* [Task details]:
Return all lines in the material below that contain "Velocity".

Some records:

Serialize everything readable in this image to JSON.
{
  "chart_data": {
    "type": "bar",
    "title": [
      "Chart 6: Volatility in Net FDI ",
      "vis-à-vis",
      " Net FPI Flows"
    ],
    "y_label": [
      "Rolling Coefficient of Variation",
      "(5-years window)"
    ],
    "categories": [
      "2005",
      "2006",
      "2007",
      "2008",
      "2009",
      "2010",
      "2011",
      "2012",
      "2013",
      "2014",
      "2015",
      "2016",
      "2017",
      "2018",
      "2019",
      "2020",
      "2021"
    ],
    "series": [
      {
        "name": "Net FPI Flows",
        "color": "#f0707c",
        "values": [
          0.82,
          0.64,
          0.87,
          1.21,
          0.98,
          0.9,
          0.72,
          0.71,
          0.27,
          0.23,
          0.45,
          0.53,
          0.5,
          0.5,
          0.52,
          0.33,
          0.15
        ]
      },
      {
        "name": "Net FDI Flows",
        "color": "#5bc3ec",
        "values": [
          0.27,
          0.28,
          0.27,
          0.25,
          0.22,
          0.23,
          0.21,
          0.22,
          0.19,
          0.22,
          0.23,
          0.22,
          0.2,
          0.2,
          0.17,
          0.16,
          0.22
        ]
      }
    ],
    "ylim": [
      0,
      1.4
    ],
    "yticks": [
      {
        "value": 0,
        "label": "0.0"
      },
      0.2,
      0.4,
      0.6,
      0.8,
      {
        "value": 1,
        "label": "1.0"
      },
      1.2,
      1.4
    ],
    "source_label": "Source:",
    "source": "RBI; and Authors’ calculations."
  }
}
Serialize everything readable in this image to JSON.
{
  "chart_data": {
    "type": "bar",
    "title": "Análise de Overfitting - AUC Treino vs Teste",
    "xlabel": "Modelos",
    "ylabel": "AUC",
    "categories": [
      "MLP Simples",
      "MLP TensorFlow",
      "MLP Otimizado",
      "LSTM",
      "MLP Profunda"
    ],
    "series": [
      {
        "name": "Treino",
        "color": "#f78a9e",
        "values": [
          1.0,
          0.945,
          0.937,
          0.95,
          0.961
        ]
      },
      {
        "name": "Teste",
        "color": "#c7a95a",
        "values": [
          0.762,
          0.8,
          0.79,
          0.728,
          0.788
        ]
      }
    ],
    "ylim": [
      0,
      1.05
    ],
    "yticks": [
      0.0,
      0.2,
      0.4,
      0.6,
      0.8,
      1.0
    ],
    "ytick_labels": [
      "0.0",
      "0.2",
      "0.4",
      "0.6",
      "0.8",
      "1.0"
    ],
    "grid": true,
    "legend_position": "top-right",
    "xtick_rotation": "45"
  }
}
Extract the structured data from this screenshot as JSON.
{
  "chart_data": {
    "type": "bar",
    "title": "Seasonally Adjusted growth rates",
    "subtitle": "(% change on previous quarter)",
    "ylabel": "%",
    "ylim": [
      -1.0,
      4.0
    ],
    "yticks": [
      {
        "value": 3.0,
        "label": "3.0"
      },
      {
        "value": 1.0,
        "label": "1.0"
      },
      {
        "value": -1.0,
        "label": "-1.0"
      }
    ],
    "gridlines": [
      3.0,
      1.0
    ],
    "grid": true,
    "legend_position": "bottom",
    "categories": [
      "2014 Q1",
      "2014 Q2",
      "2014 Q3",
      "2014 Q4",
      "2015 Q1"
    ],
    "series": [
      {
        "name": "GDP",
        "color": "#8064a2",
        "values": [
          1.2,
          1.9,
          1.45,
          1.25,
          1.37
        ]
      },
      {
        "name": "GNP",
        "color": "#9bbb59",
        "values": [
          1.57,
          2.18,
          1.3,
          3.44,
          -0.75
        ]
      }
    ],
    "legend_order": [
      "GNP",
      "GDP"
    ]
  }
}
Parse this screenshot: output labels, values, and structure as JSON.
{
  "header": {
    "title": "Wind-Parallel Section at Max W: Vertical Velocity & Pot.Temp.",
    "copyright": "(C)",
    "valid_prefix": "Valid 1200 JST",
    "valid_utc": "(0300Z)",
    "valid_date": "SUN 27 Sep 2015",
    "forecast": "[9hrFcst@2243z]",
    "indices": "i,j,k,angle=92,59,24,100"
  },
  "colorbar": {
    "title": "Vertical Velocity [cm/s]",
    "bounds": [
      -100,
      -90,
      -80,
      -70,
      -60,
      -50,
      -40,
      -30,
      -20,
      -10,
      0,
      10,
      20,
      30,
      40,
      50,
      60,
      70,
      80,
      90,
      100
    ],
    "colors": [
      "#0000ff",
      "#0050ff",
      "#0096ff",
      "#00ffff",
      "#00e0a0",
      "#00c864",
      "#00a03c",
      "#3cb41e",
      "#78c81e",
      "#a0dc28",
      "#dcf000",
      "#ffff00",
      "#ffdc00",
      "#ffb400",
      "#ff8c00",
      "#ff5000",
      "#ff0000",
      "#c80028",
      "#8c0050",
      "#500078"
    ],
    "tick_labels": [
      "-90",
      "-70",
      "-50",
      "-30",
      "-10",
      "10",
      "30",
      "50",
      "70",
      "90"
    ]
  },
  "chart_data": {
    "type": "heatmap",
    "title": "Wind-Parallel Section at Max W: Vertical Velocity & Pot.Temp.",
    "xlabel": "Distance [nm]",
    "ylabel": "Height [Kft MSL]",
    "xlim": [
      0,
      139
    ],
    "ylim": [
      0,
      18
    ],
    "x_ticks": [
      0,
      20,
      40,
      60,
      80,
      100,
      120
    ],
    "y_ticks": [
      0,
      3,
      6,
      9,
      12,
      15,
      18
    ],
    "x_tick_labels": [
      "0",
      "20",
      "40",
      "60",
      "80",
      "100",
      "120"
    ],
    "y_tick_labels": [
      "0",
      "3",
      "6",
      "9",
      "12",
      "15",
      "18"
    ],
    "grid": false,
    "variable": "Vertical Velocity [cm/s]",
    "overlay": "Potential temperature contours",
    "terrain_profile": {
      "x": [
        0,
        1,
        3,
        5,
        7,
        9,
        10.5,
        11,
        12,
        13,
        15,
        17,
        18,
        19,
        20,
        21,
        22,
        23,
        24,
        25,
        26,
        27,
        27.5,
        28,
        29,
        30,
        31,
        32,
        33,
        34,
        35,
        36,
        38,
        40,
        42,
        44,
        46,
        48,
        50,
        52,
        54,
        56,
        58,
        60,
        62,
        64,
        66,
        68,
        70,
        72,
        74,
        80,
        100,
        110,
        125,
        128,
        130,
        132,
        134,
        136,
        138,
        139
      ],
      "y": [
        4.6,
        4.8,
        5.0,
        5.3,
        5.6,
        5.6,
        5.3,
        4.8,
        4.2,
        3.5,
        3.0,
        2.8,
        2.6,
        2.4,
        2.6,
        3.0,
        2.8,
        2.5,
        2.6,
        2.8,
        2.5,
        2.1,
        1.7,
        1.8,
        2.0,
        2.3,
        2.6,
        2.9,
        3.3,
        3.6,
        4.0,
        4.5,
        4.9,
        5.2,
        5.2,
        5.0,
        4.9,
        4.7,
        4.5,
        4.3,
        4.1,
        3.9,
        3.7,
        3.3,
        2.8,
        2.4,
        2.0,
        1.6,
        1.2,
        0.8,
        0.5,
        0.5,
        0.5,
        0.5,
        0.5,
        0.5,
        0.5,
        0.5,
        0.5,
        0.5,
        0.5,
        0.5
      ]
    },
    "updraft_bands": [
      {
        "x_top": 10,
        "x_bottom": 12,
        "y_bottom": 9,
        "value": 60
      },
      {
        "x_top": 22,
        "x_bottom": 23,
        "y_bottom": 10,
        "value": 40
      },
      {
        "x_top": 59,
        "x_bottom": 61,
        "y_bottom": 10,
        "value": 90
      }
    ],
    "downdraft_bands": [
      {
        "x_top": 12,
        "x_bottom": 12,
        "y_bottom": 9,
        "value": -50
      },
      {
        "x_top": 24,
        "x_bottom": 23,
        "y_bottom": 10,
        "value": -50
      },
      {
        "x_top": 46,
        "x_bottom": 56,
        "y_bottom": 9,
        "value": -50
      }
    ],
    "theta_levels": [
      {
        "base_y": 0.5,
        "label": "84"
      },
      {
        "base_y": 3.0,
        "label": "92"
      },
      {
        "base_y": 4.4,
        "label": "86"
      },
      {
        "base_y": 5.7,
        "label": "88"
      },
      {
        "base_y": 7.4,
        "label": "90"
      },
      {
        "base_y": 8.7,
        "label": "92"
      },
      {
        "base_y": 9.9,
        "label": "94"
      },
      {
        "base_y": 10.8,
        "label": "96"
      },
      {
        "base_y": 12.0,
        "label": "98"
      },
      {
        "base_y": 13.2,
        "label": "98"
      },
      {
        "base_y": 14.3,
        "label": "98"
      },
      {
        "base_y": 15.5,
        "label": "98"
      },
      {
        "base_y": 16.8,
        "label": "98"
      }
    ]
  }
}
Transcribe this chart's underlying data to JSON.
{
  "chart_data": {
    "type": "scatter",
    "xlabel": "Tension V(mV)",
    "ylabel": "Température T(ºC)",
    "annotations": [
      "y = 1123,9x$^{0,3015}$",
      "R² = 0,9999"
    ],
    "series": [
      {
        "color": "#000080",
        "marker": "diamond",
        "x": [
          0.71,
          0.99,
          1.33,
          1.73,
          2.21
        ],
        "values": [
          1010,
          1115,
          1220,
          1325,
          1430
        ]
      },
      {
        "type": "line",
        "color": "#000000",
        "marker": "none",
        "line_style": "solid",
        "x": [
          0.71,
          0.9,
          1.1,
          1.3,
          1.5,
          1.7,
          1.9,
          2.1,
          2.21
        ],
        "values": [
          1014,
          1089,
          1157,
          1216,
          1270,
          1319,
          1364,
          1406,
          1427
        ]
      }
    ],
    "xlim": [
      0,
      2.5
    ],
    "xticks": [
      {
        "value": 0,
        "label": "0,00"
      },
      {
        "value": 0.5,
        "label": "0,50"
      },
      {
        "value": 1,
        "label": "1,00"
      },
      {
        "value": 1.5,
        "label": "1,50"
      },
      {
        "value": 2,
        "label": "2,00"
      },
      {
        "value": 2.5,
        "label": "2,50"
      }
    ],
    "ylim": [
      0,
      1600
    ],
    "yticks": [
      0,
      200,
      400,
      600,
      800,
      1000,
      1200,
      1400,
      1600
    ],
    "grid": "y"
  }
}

* [Written solution]:
    "title": "Wind-Parallel Section at Max W: Vertical Velocity & Pot.Temp.",
    "title": "Vertical Velocity [cm/s]",
    "title": "Wind-Parallel Section at Max W: Vertical Velocity & Pot.Temp.",
    "variable": "Vertical Velocity [cm/s]",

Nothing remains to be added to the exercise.